* **AIM OF THE EXERCISE**
Copy every line of the data that includes the string "text".

#### INPUT RECORDS

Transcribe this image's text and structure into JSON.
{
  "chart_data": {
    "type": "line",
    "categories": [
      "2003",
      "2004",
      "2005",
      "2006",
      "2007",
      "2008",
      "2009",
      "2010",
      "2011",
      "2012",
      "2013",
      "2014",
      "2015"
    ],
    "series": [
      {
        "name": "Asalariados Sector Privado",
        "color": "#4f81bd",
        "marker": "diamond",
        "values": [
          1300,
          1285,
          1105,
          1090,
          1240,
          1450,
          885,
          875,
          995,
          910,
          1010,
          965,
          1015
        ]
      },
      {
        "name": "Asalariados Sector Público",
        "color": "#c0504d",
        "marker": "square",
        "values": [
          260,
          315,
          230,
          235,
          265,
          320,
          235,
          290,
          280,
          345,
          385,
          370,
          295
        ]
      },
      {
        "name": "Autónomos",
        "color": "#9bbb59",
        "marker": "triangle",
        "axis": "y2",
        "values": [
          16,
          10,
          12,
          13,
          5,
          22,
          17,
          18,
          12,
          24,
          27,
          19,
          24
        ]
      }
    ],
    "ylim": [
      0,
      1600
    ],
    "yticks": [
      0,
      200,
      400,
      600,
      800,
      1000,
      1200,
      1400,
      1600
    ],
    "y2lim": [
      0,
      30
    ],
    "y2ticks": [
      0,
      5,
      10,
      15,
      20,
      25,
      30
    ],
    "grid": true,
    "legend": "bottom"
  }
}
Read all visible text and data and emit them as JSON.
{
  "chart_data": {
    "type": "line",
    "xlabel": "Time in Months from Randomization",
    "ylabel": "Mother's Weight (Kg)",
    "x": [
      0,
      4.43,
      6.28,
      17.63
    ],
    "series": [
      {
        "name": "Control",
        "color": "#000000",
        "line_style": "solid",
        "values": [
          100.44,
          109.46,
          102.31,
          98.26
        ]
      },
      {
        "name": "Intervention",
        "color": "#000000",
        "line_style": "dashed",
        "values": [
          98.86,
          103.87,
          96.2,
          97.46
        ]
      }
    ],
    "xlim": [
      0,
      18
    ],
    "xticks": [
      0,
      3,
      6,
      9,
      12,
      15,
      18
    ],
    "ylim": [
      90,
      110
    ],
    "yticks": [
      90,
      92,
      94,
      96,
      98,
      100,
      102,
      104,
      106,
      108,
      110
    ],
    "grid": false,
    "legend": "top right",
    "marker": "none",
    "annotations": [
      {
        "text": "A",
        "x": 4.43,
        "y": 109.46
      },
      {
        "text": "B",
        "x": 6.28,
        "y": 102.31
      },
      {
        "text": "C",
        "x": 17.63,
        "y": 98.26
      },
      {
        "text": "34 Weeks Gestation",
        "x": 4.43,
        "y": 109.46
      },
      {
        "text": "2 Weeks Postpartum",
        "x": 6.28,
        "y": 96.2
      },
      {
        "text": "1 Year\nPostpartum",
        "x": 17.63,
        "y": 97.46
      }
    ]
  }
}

########

* **TASK OUTPUT**
Transcribe this image's text and structure into JSON.
Read all visible text and data and emit them as JSON.
        "text": "A",
        "text": "B",
        "text": "C",
        "text": "34 Weeks Gestation",
        "text": "2 Weeks Postpartum",
        "text": "1 Year\nPostpartum",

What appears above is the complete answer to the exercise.